* [Task prompt]: Across the entries below, count the lines in which the word "Plutôt" occurs. Reply with the count alone.

====== Extracted data ======

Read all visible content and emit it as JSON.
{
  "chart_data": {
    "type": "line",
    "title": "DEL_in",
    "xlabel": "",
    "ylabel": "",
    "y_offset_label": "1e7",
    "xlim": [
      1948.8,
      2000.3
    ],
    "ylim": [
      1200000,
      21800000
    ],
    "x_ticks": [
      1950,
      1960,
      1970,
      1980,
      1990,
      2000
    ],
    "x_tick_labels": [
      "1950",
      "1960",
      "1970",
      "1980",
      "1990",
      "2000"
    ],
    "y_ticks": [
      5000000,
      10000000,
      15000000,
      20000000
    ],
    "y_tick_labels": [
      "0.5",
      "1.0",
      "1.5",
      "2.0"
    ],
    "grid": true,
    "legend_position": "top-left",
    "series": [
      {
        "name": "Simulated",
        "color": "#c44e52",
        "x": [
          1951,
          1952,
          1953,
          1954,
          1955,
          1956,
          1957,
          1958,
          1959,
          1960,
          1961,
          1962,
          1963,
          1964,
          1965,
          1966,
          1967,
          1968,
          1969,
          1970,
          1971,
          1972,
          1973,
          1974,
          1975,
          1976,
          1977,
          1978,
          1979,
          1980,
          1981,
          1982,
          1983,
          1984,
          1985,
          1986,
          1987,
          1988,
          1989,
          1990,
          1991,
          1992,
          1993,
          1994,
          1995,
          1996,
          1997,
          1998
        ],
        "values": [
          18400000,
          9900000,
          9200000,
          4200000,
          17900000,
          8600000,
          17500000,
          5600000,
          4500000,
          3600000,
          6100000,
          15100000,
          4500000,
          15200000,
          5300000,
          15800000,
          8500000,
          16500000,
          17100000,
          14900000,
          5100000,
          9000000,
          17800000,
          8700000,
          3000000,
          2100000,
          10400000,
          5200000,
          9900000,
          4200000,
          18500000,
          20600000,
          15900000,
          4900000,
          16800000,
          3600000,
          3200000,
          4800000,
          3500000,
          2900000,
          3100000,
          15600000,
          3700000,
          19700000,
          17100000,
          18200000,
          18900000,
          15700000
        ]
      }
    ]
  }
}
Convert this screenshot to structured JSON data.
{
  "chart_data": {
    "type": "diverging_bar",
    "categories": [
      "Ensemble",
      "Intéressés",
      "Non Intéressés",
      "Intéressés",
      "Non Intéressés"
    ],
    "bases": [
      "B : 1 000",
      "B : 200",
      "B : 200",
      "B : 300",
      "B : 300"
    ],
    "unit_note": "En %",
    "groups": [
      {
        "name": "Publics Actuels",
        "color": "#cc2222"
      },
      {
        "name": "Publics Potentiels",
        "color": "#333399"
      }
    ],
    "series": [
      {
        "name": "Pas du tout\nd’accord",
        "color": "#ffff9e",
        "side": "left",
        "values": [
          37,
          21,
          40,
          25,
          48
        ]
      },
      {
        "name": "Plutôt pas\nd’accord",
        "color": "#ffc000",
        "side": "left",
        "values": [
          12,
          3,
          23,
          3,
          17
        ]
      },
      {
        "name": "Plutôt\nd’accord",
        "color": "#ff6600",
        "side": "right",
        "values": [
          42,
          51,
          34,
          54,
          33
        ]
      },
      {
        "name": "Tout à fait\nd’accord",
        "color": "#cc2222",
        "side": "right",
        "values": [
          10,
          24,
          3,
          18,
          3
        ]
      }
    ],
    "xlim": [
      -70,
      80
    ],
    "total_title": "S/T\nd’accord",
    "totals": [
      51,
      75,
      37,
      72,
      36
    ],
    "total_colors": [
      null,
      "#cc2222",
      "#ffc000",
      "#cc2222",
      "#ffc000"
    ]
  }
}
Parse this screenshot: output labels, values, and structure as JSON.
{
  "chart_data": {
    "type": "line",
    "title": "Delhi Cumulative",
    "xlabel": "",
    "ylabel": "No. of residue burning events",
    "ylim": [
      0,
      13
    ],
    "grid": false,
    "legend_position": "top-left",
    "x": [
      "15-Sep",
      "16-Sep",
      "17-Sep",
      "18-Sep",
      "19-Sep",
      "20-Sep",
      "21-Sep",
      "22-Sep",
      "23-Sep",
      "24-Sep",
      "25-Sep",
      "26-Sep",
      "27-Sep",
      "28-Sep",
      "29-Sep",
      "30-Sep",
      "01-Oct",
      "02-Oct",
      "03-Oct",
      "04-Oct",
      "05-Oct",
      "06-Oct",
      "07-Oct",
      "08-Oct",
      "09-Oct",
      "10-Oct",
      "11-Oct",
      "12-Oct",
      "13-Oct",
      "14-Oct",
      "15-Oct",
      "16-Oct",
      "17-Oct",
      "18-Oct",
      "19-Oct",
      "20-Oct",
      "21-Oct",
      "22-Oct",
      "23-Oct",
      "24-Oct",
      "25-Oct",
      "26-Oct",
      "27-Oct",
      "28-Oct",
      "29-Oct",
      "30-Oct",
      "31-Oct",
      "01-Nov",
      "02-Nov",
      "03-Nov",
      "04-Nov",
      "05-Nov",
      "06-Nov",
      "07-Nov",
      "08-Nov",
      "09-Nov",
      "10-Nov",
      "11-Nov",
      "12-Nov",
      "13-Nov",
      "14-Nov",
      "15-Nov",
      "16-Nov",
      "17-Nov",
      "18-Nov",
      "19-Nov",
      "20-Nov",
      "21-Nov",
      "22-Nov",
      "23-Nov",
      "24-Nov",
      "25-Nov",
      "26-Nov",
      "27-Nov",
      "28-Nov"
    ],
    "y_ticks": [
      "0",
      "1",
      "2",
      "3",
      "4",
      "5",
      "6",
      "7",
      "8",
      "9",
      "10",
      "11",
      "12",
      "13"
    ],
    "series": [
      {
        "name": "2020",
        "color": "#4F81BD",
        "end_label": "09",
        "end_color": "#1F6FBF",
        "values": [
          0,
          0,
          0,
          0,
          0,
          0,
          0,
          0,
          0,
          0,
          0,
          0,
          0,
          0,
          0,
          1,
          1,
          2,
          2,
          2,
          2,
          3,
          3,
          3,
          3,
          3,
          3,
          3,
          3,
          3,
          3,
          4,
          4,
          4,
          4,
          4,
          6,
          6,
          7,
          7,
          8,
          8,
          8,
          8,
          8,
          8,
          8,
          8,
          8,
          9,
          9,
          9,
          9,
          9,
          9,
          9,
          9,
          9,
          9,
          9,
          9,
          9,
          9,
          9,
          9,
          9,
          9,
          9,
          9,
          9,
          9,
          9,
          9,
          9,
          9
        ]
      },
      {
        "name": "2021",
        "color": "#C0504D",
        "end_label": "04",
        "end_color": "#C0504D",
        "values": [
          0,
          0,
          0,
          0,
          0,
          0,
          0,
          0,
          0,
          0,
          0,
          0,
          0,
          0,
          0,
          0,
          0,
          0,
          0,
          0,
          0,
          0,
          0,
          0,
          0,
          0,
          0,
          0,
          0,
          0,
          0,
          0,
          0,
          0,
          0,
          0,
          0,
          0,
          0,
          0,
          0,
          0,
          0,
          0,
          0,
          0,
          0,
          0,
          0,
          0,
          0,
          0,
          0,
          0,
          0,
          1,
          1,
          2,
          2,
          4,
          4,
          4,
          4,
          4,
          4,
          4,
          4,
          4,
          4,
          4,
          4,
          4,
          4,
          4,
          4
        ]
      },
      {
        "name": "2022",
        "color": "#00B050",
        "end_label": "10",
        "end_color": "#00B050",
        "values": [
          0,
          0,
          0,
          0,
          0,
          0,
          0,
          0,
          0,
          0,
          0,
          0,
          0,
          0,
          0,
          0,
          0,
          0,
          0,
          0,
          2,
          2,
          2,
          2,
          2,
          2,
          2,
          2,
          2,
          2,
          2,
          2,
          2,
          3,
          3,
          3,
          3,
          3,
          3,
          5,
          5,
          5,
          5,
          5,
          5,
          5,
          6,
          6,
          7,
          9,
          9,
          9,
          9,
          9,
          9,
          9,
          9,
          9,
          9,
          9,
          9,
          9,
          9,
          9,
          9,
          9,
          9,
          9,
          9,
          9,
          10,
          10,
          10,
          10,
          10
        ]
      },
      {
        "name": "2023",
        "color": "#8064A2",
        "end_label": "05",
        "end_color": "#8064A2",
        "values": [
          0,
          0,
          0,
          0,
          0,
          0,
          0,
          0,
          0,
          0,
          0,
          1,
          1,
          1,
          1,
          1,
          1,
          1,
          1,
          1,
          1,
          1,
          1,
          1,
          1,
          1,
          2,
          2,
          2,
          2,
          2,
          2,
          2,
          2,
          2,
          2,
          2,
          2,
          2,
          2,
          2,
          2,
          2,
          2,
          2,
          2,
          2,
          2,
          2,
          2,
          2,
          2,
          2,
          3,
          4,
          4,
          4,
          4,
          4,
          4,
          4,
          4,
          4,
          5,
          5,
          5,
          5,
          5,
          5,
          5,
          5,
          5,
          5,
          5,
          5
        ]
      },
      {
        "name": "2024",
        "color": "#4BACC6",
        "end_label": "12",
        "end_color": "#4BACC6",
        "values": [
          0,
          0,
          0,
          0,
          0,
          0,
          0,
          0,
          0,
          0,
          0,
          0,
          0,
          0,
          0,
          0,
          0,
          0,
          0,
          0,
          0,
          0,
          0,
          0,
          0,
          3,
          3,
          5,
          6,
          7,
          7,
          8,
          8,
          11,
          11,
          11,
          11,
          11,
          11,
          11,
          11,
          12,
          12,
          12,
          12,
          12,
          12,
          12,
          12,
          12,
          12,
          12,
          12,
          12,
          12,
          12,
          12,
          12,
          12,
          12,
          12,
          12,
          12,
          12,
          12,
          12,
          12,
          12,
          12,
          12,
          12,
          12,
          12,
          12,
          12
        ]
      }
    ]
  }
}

======

* [Exercise answer]: 2